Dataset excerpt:
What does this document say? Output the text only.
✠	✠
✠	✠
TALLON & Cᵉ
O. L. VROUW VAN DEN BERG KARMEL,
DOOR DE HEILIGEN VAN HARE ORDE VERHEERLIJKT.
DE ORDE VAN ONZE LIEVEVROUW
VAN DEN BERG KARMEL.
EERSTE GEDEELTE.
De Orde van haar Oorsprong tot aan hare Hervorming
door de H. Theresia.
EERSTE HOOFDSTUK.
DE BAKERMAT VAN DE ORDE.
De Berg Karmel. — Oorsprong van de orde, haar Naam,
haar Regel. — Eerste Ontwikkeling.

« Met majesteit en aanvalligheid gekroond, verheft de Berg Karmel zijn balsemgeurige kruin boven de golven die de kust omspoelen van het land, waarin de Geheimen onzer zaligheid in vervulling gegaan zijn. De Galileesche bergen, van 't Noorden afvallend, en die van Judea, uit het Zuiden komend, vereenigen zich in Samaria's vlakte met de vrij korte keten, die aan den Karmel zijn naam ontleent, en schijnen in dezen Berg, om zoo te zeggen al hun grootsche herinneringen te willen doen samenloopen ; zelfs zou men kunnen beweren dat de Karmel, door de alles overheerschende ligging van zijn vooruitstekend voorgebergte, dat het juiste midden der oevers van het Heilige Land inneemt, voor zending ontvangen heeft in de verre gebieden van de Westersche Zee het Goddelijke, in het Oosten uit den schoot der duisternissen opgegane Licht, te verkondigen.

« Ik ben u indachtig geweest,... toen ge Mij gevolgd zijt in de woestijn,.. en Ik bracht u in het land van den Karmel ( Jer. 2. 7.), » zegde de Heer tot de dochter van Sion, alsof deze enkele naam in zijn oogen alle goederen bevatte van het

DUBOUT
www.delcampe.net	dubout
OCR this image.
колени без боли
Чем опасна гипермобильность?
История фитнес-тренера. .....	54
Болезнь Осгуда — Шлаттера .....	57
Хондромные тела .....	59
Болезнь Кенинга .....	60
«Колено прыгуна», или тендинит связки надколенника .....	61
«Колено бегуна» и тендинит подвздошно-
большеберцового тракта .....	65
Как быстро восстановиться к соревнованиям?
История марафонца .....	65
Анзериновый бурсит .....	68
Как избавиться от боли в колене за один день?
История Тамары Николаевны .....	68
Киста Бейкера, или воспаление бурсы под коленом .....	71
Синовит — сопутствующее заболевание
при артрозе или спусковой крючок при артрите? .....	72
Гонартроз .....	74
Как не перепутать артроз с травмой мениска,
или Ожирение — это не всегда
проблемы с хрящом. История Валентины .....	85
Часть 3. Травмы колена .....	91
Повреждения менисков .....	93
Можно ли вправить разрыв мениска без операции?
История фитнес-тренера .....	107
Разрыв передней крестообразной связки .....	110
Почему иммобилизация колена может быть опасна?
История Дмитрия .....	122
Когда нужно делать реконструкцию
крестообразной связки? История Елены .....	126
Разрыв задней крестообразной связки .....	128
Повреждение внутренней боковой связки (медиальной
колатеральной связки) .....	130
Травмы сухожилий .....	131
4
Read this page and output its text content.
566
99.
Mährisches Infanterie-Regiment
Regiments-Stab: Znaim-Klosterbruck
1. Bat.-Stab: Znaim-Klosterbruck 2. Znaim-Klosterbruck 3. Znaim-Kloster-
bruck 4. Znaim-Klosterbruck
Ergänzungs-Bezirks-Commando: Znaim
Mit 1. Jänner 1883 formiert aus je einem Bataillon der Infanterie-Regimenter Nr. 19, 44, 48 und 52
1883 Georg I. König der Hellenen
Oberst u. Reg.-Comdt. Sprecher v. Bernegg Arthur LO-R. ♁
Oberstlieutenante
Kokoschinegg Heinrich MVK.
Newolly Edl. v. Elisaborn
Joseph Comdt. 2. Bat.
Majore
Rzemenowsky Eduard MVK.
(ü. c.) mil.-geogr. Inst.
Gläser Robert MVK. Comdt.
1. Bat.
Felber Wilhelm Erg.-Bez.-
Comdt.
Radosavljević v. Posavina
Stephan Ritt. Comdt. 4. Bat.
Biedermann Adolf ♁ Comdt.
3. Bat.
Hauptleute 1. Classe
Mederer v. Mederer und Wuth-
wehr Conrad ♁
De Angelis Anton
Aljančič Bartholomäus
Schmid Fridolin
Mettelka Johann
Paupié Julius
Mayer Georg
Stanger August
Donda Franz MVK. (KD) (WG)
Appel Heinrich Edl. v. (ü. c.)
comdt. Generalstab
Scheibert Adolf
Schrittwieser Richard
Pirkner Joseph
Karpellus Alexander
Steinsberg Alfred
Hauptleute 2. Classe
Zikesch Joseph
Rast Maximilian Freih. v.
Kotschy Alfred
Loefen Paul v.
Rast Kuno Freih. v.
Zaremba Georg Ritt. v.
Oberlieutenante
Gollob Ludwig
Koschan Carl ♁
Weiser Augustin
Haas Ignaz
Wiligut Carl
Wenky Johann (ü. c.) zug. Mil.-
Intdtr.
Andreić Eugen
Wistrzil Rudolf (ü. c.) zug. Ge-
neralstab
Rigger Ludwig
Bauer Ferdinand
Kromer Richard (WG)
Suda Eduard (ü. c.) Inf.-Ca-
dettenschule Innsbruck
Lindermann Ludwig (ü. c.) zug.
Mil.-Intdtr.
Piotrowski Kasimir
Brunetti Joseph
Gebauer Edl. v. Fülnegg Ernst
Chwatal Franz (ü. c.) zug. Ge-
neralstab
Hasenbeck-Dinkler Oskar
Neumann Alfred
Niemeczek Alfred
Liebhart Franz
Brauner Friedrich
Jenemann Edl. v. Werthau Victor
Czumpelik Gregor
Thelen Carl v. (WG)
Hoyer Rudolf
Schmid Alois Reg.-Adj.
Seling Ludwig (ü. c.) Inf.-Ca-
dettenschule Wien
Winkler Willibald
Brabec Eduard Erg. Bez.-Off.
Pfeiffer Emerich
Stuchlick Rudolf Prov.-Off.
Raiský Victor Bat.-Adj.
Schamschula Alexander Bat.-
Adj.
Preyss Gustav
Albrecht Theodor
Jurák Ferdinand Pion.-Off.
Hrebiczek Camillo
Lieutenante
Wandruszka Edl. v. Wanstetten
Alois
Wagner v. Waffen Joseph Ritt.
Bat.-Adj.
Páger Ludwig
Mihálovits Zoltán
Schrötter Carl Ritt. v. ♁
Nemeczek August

#### What to produce:
Answer with one number only: how many lines above contain the word "Richard".

#### Task response:
2